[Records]
%%
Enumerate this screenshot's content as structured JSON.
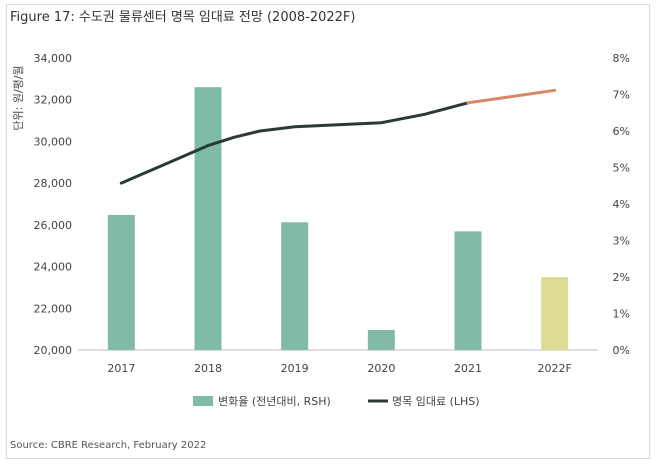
{
  "title": "Figure 17: 수도권 물류센터 명목 임대료 전망 (2008-2022F)",
  "source": "Source: CBRE Research, February 2022",
  "colors": {
    "bar": "#7fbba7",
    "bar_forecast": "#dcdc96",
    "line": "#2a3a36",
    "line_forecast": "#d98866"
  },
  "chart_data": {
    "type": "bar+line",
    "categories": [
      "2017",
      "2018",
      "2019",
      "2020",
      "2021",
      "2022F"
    ],
    "left_axis": {
      "label": "단위: 원/평/월",
      "ylim": [
        20000,
        34000
      ],
      "ticks": [
        "20,000",
        "22,000",
        "24,000",
        "26,000",
        "28,000",
        "30,000",
        "32,000",
        "34,000"
      ]
    },
    "right_axis": {
      "ylim": [
        0,
        8
      ],
      "ticks": [
        "0%",
        "1%",
        "2%",
        "3%",
        "4%",
        "5%",
        "6%",
        "7%",
        "8%"
      ]
    },
    "series": [
      {
        "name": "변화율 (전년대비, RSH)",
        "type": "bar",
        "axis": "right",
        "values": [
          3.7,
          7.2,
          3.5,
          0.55,
          3.25,
          2.0
        ],
        "forecast_index": 5
      },
      {
        "name": "명목 임대료 (LHS)",
        "type": "line",
        "axis": "left",
        "x": [
          2017,
          2017.5,
          2018,
          2018.3,
          2018.6,
          2019,
          2019.5,
          2020,
          2020.5,
          2021,
          2021.5,
          2022
        ],
        "values": [
          28000,
          28900,
          29800,
          30200,
          30500,
          30700,
          30800,
          30900,
          31300,
          31850,
          32150,
          32450
        ],
        "forecast_from_x": 2021
      }
    ],
    "grid": false,
    "legend": "bottom-center"
  }
}
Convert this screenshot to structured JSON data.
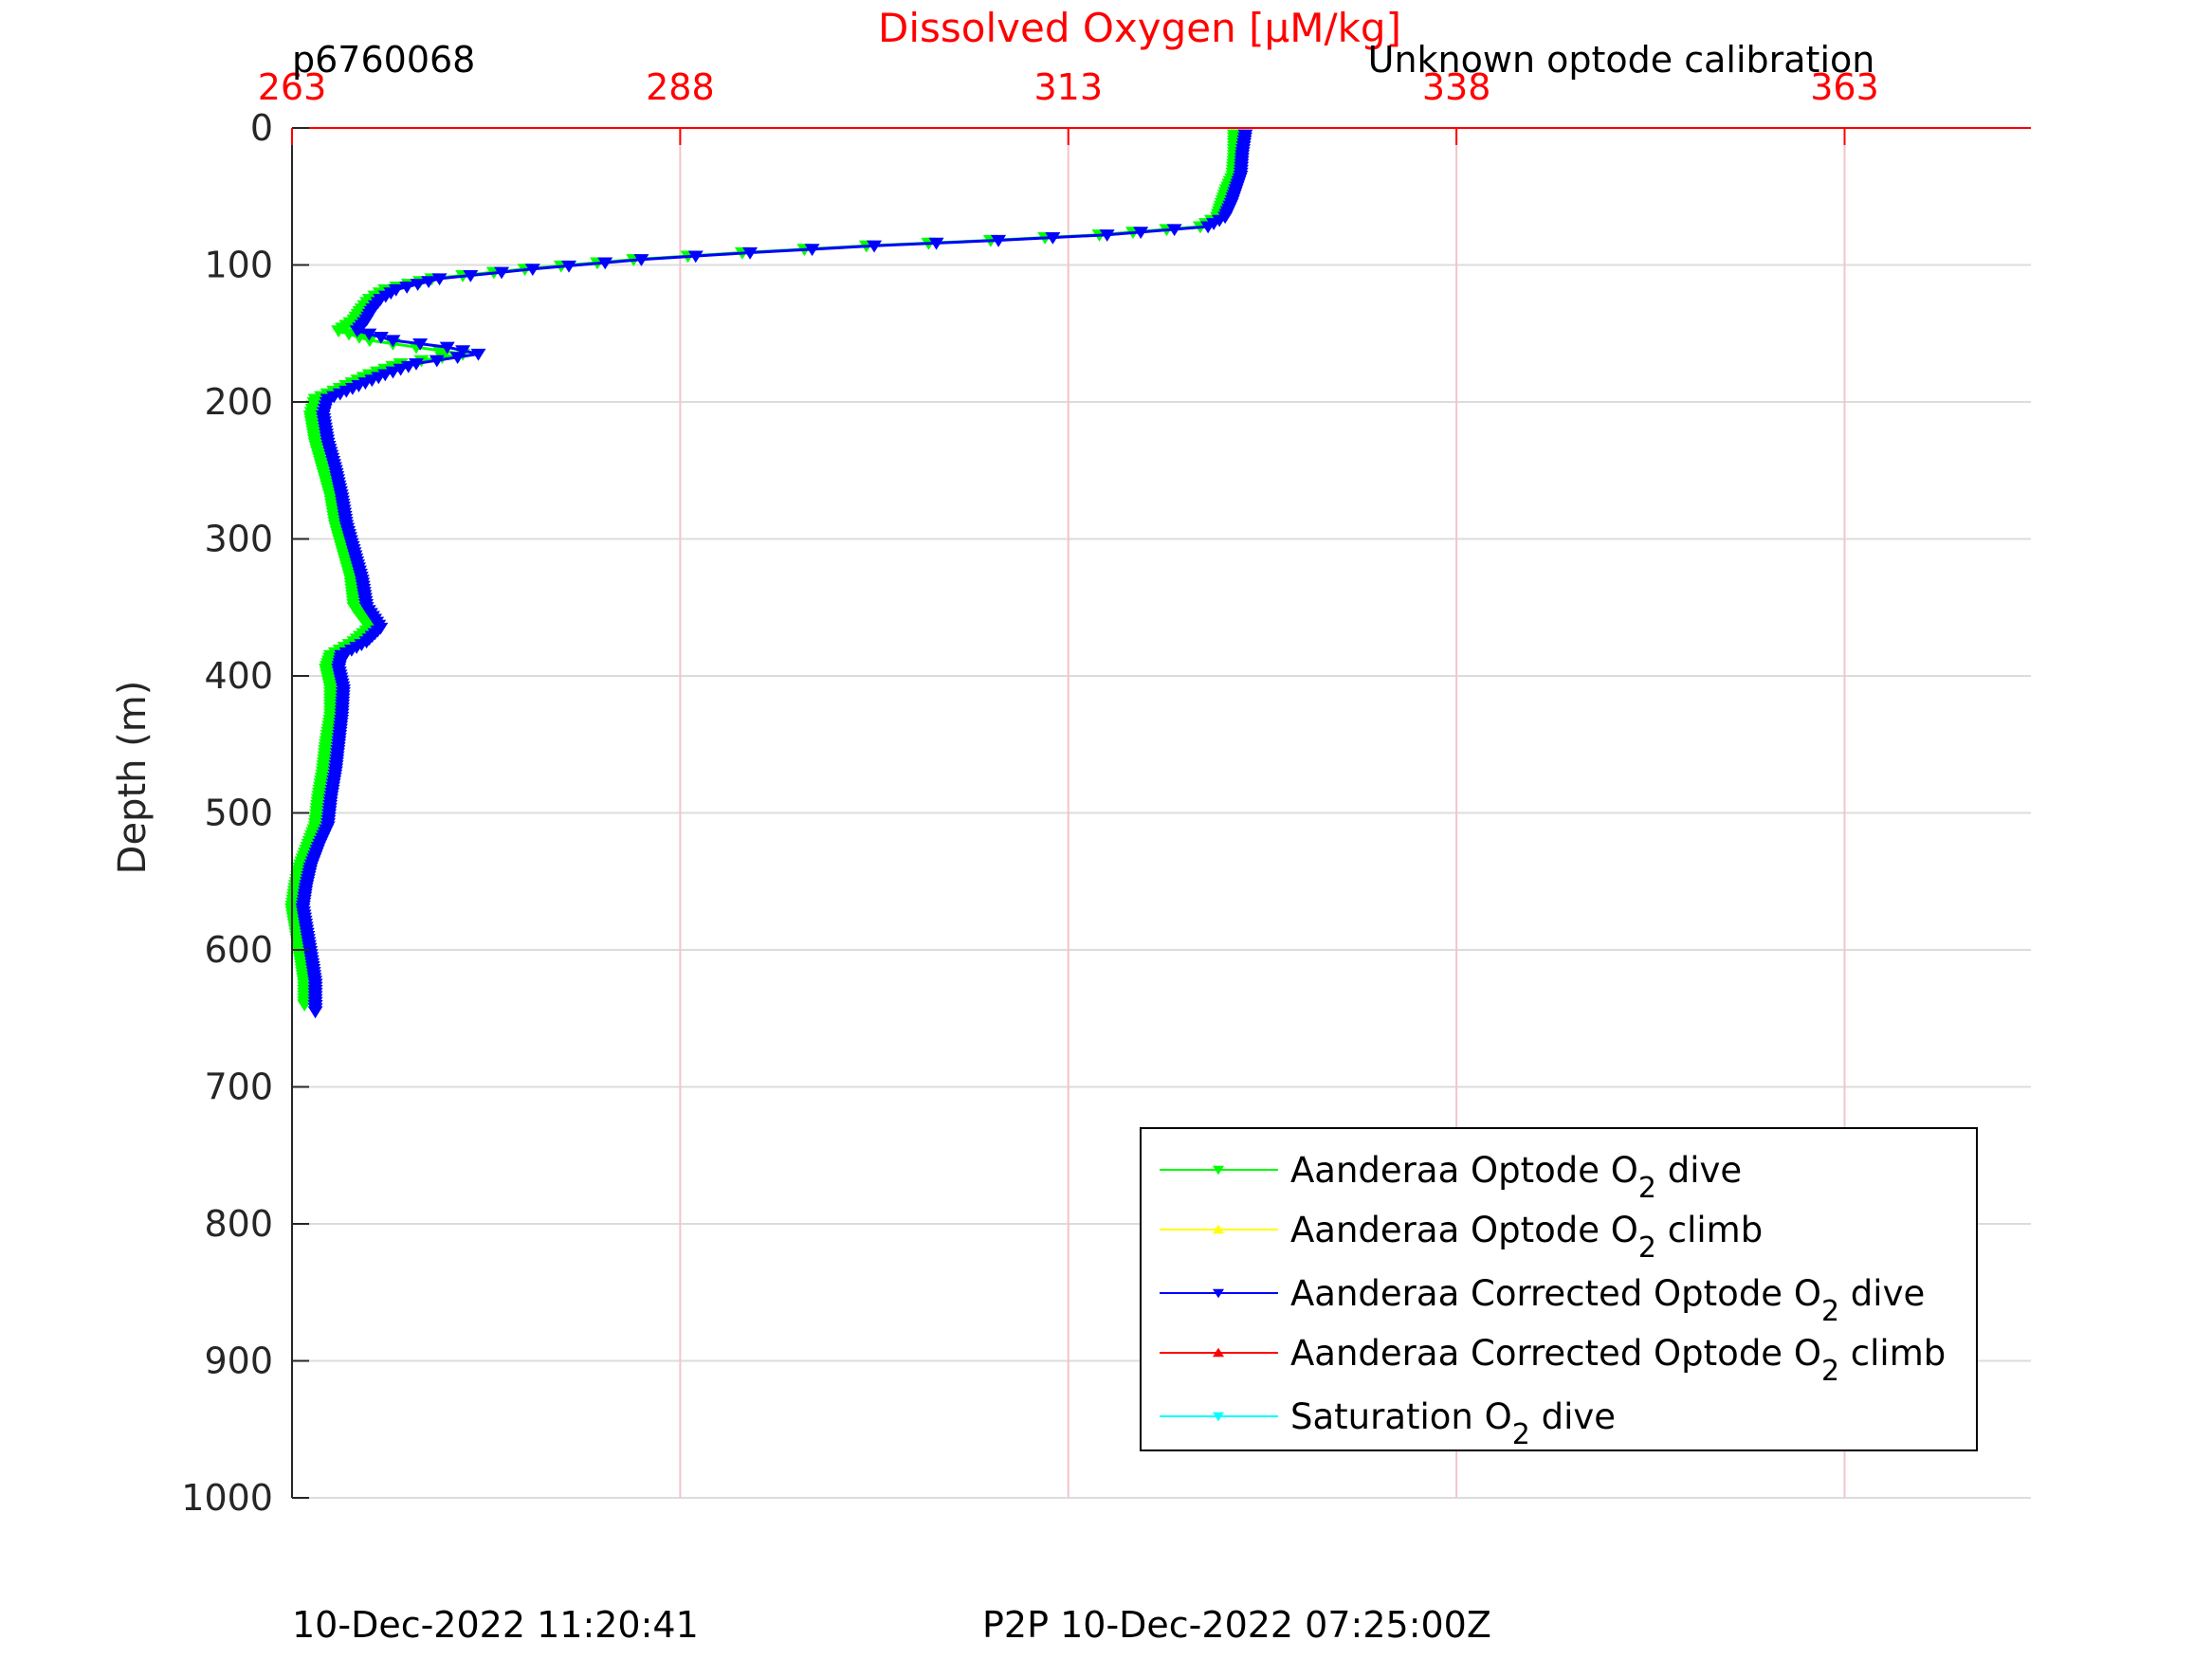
{
  "chart_data": {
    "type": "line",
    "title": "Dissolved Oxygen [μM/kg]",
    "top_left_label": "p6760068",
    "top_right_label": "Unknown optode calibration",
    "ylabel": "Depth (m)",
    "xlim": [
      263,
      375
    ],
    "ylim": [
      0,
      1000
    ],
    "y_reversed": true,
    "x_axis_position": "top",
    "x_ticks": [
      263,
      288,
      313,
      338,
      363
    ],
    "y_ticks": [
      0,
      100,
      200,
      300,
      400,
      500,
      600,
      700,
      800,
      900,
      1000
    ],
    "grid": true,
    "legend_position": "bottom-right",
    "colors": {
      "title": "#ff0000",
      "x_ticks": "#ff0000",
      "grid_x": "#f2c4cc",
      "grid_y": "#dcdcdc",
      "axis": "#262626"
    },
    "series": [
      {
        "name": "Aanderaa Optode O₂ dive",
        "legend": [
          "Aanderaa Optode O",
          "2",
          " dive"
        ],
        "color": "#00ff00",
        "marker": "triangle-down",
        "points": [
          [
            323.7,
            5
          ],
          [
            323.7,
            20
          ],
          [
            323.6,
            35
          ],
          [
            323.2,
            45
          ],
          [
            322.9,
            55
          ],
          [
            322.6,
            65
          ],
          [
            321.5,
            72
          ],
          [
            315,
            78
          ],
          [
            308,
            82
          ],
          [
            300,
            86
          ],
          [
            292,
            91
          ],
          [
            285,
            96
          ],
          [
            278,
            103
          ],
          [
            272,
            110
          ],
          [
            269,
            118
          ],
          [
            268,
            125
          ],
          [
            267.5,
            132
          ],
          [
            267,
            140
          ],
          [
            266,
            148
          ],
          [
            268,
            155
          ],
          [
            271,
            160
          ],
          [
            274,
            165
          ],
          [
            270,
            172
          ],
          [
            268,
            180
          ],
          [
            266.5,
            188
          ],
          [
            264.5,
            198
          ],
          [
            264.2,
            210
          ],
          [
            264.5,
            230
          ],
          [
            265,
            250
          ],
          [
            265.5,
            270
          ],
          [
            265.8,
            290
          ],
          [
            266.3,
            310
          ],
          [
            266.8,
            330
          ],
          [
            267,
            350
          ],
          [
            268,
            365
          ],
          [
            267,
            375
          ],
          [
            265.5,
            385
          ],
          [
            265.2,
            395
          ],
          [
            265.5,
            410
          ],
          [
            265.5,
            430
          ],
          [
            265.2,
            450
          ],
          [
            265,
            470
          ],
          [
            264.7,
            490
          ],
          [
            264.5,
            510
          ],
          [
            264,
            525
          ],
          [
            263.5,
            540
          ],
          [
            263.2,
            555
          ],
          [
            263,
            570
          ],
          [
            263.3,
            590
          ],
          [
            263.6,
            610
          ],
          [
            263.8,
            625
          ],
          [
            263.8,
            640
          ]
        ]
      },
      {
        "name": "Aanderaa Optode O₂ climb",
        "legend": [
          "Aanderaa Optode O",
          "2",
          " climb"
        ],
        "color": "#ffff00",
        "marker": "triangle-up",
        "points": []
      },
      {
        "name": "Aanderaa Corrected Optode O₂ dive",
        "legend": [
          "Aanderaa Corrected Optode O",
          "2",
          " dive"
        ],
        "color": "#0000ff",
        "marker": "triangle-down",
        "points": [
          [
            324.4,
            5
          ],
          [
            324.2,
            20
          ],
          [
            324.1,
            35
          ],
          [
            323.8,
            45
          ],
          [
            323.5,
            55
          ],
          [
            323.1,
            65
          ],
          [
            322,
            72
          ],
          [
            315.5,
            78
          ],
          [
            308.5,
            82
          ],
          [
            300.5,
            86
          ],
          [
            292.5,
            91
          ],
          [
            285.5,
            96
          ],
          [
            278.5,
            103
          ],
          [
            272.5,
            110
          ],
          [
            269.7,
            118
          ],
          [
            268.7,
            125
          ],
          [
            268.2,
            132
          ],
          [
            267.8,
            140
          ],
          [
            267.2,
            148
          ],
          [
            269.5,
            155
          ],
          [
            273,
            160
          ],
          [
            275,
            165
          ],
          [
            271,
            172
          ],
          [
            269,
            180
          ],
          [
            267.3,
            188
          ],
          [
            265.3,
            198
          ],
          [
            265,
            210
          ],
          [
            265.3,
            230
          ],
          [
            265.8,
            250
          ],
          [
            266.2,
            270
          ],
          [
            266.5,
            290
          ],
          [
            267,
            310
          ],
          [
            267.5,
            330
          ],
          [
            267.8,
            350
          ],
          [
            268.7,
            365
          ],
          [
            267.8,
            375
          ],
          [
            266.2,
            385
          ],
          [
            266,
            395
          ],
          [
            266.3,
            410
          ],
          [
            266.2,
            430
          ],
          [
            266,
            450
          ],
          [
            265.8,
            470
          ],
          [
            265.5,
            490
          ],
          [
            265.3,
            510
          ],
          [
            264.7,
            525
          ],
          [
            264.2,
            540
          ],
          [
            263.9,
            555
          ],
          [
            263.7,
            570
          ],
          [
            264,
            590
          ],
          [
            264.3,
            610
          ],
          [
            264.5,
            625
          ],
          [
            264.5,
            645
          ]
        ]
      },
      {
        "name": "Aanderaa Corrected Optode O₂ climb",
        "legend": [
          "Aanderaa Corrected Optode O",
          "2",
          " climb"
        ],
        "color": "#ff0000",
        "marker": "triangle-up",
        "points": []
      },
      {
        "name": "Saturation O₂ dive",
        "legend": [
          "Saturation O",
          "2",
          " dive"
        ],
        "color": "#00ffff",
        "marker": "triangle-down",
        "points": []
      }
    ]
  },
  "footer": {
    "timestamp": "10-Dec-2022 11:20:41",
    "p2p": "P2P 10-Dec-2022 07:25:00Z"
  }
}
%%
TASK TO CARRY OUT:
Copy out each line of the records where the string "JSON" appears.

RESPONSE TO THE TASK:
Enumerate this screenshot's content as structured JSON.
Convert this screenshot to structured JSON data.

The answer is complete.